**Your task:**
Check each line of the material. Copy those containing "title".

*-*-*

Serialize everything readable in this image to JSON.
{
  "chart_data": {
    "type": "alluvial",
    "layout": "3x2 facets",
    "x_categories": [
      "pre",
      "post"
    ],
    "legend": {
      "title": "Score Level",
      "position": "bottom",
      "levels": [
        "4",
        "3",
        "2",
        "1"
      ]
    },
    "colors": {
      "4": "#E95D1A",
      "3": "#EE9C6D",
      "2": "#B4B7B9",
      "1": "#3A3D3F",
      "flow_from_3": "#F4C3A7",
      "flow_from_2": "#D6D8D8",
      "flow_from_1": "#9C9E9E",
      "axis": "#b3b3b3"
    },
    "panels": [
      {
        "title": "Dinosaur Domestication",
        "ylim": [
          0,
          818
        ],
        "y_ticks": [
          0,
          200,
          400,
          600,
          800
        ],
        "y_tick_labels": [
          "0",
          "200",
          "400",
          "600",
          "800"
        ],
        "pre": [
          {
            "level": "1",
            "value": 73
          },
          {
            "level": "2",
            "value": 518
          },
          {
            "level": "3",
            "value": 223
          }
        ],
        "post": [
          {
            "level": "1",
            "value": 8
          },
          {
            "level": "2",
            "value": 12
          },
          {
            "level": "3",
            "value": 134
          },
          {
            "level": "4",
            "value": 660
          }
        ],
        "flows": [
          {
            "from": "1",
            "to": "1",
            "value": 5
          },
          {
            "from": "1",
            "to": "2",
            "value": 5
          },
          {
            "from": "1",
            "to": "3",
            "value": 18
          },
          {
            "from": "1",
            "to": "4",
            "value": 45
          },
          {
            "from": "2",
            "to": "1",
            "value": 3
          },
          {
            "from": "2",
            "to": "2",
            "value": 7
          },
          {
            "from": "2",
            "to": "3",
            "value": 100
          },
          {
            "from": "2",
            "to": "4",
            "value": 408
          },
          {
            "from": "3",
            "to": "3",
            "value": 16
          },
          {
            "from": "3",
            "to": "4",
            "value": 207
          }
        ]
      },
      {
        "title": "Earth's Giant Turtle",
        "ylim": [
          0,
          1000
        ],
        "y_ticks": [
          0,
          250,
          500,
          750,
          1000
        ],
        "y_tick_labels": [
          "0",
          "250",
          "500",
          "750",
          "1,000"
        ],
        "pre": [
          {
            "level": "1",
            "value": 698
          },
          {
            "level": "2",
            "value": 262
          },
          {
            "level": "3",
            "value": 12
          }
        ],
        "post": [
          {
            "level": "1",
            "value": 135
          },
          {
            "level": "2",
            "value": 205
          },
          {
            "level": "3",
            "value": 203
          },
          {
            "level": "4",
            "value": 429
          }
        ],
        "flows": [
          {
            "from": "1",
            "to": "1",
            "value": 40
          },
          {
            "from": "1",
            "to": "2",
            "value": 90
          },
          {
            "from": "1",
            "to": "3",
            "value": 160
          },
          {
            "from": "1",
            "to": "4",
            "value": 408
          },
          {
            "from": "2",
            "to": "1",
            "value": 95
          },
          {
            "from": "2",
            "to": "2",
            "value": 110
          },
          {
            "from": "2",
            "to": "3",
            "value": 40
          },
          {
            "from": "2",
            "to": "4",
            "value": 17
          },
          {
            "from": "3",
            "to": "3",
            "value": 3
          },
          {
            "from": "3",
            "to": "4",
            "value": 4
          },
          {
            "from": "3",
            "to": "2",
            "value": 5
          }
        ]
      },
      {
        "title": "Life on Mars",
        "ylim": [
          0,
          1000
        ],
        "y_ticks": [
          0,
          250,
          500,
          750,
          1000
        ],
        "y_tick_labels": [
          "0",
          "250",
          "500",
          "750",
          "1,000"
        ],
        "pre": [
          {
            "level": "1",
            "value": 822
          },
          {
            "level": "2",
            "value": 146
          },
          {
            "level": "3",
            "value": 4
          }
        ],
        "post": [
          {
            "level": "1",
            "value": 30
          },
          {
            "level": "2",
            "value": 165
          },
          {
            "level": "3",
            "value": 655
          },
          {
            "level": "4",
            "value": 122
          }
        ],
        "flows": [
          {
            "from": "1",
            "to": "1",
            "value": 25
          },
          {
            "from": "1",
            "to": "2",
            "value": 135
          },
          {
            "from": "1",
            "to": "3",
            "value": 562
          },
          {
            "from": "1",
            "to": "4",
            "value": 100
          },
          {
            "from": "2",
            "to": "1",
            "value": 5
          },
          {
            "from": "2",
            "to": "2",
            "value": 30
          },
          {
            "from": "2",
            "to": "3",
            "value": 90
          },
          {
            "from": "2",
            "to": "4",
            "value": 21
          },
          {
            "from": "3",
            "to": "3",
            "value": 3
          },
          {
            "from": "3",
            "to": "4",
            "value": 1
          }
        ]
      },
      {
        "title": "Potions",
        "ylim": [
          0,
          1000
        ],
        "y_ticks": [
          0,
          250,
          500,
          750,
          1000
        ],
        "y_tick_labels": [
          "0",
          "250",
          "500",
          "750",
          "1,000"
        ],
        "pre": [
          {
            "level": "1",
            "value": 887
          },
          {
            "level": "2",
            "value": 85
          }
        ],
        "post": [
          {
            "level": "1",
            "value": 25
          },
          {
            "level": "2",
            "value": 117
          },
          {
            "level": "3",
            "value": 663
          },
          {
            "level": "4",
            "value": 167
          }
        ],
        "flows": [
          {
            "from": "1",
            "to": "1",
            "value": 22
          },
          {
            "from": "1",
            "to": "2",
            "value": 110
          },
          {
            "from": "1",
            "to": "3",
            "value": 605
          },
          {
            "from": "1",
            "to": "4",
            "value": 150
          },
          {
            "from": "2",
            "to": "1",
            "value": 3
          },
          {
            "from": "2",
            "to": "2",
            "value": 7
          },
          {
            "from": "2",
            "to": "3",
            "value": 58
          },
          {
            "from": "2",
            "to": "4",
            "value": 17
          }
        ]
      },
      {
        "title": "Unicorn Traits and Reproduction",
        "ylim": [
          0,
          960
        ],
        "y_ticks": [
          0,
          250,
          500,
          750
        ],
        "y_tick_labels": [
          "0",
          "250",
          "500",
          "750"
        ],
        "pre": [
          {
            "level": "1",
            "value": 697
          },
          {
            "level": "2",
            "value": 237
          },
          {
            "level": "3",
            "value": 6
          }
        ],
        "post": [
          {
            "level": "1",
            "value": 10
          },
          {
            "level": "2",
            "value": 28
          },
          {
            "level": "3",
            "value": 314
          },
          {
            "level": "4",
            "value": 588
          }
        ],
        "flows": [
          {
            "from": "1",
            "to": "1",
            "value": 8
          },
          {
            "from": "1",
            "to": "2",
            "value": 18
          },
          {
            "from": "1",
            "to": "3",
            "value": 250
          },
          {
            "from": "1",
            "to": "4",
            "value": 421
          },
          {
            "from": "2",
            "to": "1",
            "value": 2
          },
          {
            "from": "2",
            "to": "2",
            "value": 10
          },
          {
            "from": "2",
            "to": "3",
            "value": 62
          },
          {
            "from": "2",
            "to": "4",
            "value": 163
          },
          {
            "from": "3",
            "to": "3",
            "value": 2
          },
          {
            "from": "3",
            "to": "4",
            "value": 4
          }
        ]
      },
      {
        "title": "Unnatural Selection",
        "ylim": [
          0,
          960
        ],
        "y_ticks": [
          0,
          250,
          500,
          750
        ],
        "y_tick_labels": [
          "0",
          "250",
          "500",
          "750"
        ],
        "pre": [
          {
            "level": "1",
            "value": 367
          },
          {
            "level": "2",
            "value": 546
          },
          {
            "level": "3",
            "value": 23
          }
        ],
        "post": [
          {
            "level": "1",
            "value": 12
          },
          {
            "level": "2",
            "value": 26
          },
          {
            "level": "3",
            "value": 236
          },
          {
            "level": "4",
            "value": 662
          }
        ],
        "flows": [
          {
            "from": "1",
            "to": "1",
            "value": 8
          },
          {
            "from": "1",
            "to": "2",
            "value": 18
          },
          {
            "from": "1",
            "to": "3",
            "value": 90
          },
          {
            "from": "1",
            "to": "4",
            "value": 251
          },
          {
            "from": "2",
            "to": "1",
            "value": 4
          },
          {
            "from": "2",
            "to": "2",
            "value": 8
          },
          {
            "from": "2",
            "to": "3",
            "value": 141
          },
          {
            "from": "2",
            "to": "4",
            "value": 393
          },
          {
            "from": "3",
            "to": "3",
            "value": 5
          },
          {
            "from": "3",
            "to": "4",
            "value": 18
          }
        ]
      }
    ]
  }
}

*-*-*

**Final result:**
      "title": "Score Level",
        "title": "Dinosaur Domestication",
        "title": "Earth's Giant Turtle",
        "title": "Life on Mars",
        "title": "Potions",
        "title": "Unicorn Traits and Reproduction",
        "title": "Unnatural Selection",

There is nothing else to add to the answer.